## LESETEXT
------
Ein viel größerer Stolperstein liegt gleich auf der anderen Straßenseite: ein massiver Bunker in Form eines mittelalterlichen Stadttors, der mit einem Bein auf dem Schulhof der Wildunger Grundschule steht. Es ist einer der Hochbunker, die unter strenger Geheimhaltung in Bad Wildungen gebaut worden sind. Alle kriegsrelevanten Prototypen des damaligen Bunkerbaus sind hier auf engstem Raum versammelt. Volker Brendow, Leiter der Städtischen Museen.
"Es hängt, ich muss vorsichtig sagen, wohl damit zusammen, dass Göring beabsichtigt hat, hier vorrübergehend sein Hauptquartier zu errichten, weil es darüber so gut wie keine Unterlagen gibt, und deswegen wurde Wildungen in den Jahren 1939/ 40 mit einer Zahl von 16/ 17 Bunkern überzogen, die so gut eingepasst und so gut versteckt sind, dass heute noch darüber ein bisschen gestritten wird, wie viel sind es nun wirklich."
Das Luftwaffenhauptquartier sollte den Frankreichfeldzug organisieren. In Vorfeld wurde die Stadt zur Großbaustelle.
"Wildungen muss in diesen Jahren eine riesige Baustelle gewesen sein, die sind alle gleichzeitig errichtet, zentral von Berlin gesteuert und dennoch gibt es so gut wie kein Material, Fotomaterial, Presseartikel. Nichts!"
Zeitzeugen fehlen, selbst nach dem Krieg blieben die Wildunger Bürger stumm. Die Bunker wurden einfach übersehen und nicht einmal exakt gezählt. Im Bad Wildunger Kurpark steht nun ein weiterer Stolperstein. In das edle Halbrund der Wandelhalle wurde ein albanischer Einmann-Bunker gestellt, der wie ein großer gepanzerter Champignon den Kurfrieden stört. Ausstellungskurator Harald Kimpel.
"Hintergrund ist, dass in Albanien heute noch hunderttausende dieser Bunker das Land überschwemmen, weil in der Ära Hodscha der letzte stalinistische Staat in Europa versucht hat, sich gegen die Feinde aus Westen auf diese Weise abzudichten. Eine makabere Situation, die das Ganze Land mit Bunkern regelrecht überschwemmt."
Das herzlose Ding hat der türkische Künstler Hüseyin Alptekin nach Deutschland gebracht. Es ist nun ein Exponat der Ausstellung "Bunker-Ästhetik", die bis Mitte November in der Wandelhalle zu sehen ist.
"Wir haben Werke, um besser zu sagen Werkgruppen von insgesamt vierzehn verschiedenen Künstlerinnen und Künstlern. Ganz wesentlich und elementar und zunächst Mal ist der Zugriff der Fotografie, die ganz bestimmte Kriterien des Systematisierens anlegt. Aus diesem Fotografieren entwickelt sich dann für viele Künstler eine malerische Verarbeitung, es geht dann durch alle Medien, Zeichnung, Malerei, eben auch Skulptur, und es geht dann bis hin zum ironischen Umgang. Der Karikaturist Gerhard Glück hat einige Blätter beigesteuert, mit denen er versucht, dem Bunker beizukommen, indem er ihn kaputtlacht."
------
## ÜBERSICHT DER DATEN
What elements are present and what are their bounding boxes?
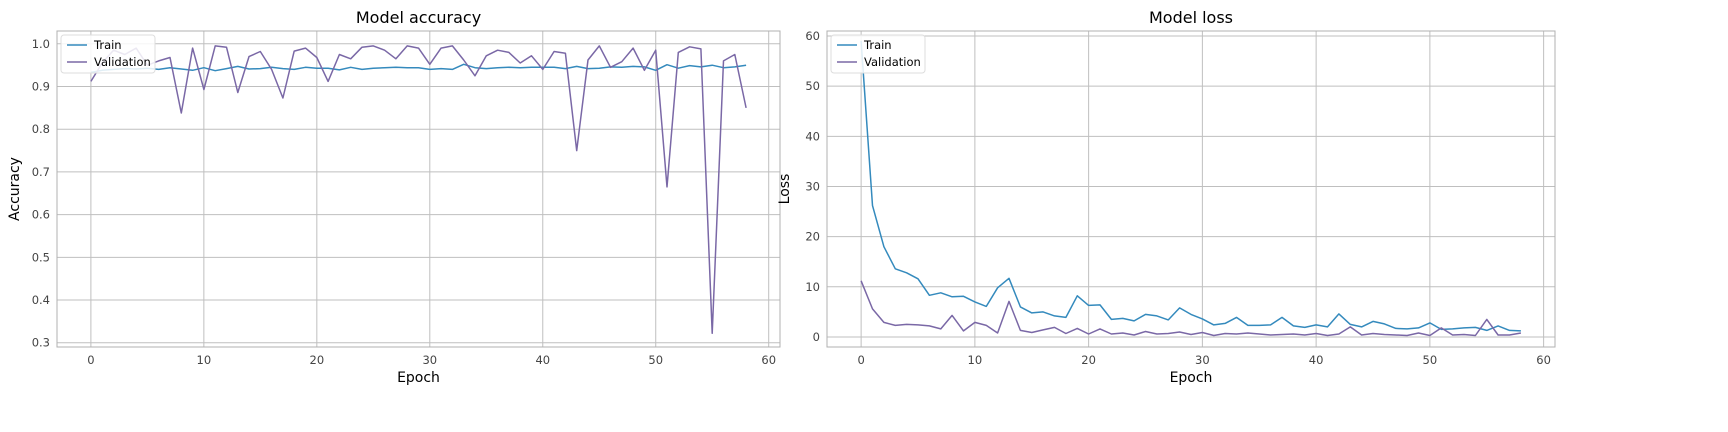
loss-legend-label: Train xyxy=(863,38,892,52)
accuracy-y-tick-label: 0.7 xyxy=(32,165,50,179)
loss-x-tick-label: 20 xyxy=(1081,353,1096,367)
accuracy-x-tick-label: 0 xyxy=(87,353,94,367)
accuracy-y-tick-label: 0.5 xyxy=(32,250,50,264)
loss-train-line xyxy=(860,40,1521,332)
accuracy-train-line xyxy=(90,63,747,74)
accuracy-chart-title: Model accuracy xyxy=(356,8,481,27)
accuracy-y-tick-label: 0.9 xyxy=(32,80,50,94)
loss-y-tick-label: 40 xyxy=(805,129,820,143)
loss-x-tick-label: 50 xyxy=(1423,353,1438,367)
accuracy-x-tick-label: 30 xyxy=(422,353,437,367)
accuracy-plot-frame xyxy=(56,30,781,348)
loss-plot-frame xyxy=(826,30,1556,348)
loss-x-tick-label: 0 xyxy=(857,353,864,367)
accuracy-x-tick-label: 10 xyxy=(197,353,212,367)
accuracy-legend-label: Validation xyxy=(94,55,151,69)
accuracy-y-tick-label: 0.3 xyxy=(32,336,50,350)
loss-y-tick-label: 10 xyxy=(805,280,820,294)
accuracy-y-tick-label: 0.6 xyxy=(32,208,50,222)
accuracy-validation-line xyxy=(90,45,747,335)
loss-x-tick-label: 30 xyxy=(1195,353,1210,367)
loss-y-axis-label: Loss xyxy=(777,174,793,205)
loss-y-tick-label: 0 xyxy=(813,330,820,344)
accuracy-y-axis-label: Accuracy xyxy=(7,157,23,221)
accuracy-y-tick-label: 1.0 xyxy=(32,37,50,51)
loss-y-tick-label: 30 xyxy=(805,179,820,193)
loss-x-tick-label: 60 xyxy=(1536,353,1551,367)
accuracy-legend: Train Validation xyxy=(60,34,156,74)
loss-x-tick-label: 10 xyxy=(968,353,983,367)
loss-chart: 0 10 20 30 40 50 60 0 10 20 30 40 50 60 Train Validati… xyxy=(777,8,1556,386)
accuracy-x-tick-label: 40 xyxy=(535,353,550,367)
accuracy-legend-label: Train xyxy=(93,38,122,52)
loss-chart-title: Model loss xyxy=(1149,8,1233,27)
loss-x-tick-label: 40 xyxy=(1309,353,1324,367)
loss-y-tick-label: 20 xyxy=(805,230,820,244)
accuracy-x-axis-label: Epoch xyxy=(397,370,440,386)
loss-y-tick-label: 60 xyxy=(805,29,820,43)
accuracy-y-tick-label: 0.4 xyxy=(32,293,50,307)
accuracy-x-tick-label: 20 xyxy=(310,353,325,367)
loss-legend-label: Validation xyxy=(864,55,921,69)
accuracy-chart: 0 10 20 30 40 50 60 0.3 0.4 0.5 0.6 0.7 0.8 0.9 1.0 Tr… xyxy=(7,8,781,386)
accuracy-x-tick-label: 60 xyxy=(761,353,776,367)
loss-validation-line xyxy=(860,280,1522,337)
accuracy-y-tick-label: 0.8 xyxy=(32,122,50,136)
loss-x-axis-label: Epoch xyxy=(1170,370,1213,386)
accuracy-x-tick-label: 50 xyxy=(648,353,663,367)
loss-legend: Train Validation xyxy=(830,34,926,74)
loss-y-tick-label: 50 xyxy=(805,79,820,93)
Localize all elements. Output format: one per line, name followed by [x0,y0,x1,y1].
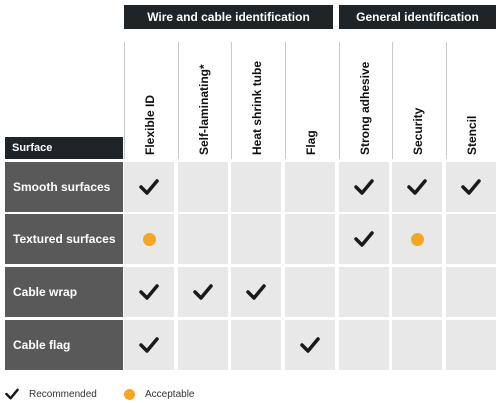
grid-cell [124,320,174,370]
------
## AUFGABEN ZUR BEARBEITUNG
[A] Wer hat laut dem Text über die Bad Wildunger Bunker den albanischen Einmann-Bunker nach Deutschland gebracht?
[B] Führen Sie den Text über die Bad Wildunger Bunker im Anschluss an seinen letzten Satz weiter.

## LÖSUNGEN IM EINZELNEN
[A] Der türkische Künstler Hüseyin Alptekin.

[B]
Es gibt Fotos von Peter Jacobi, Matthias Koch und Magdalena Jetelová, Skulpturen von Joachim Bandau und subtile Collagen der New Yorkerin Linda Cunningham, die in ihrer Heimat gar keine Bunker kennt und sie erst mals in Nordfrankreich sah.
"Der Kontrast von der Schönheit, von Natur und die unglaublich hässlichen Bunker von diesem schwierigen Weltkrieg. Furchtbare Denkmale, keiner kann die wegdenken. Ich habe lange probiert, das zusammenzubringen, wie kann ich das schaffen und am Ende, ja es kam endlich eine Lösung."
Das große Interesse an Bunker-Ästhetik ist dem französischen Philosoph Paul Virilio zu verdanken. Er hat sich in den 70er-Jahren mit den Atlantik-Wall-Bunkern in der Bretagne beschäftigt.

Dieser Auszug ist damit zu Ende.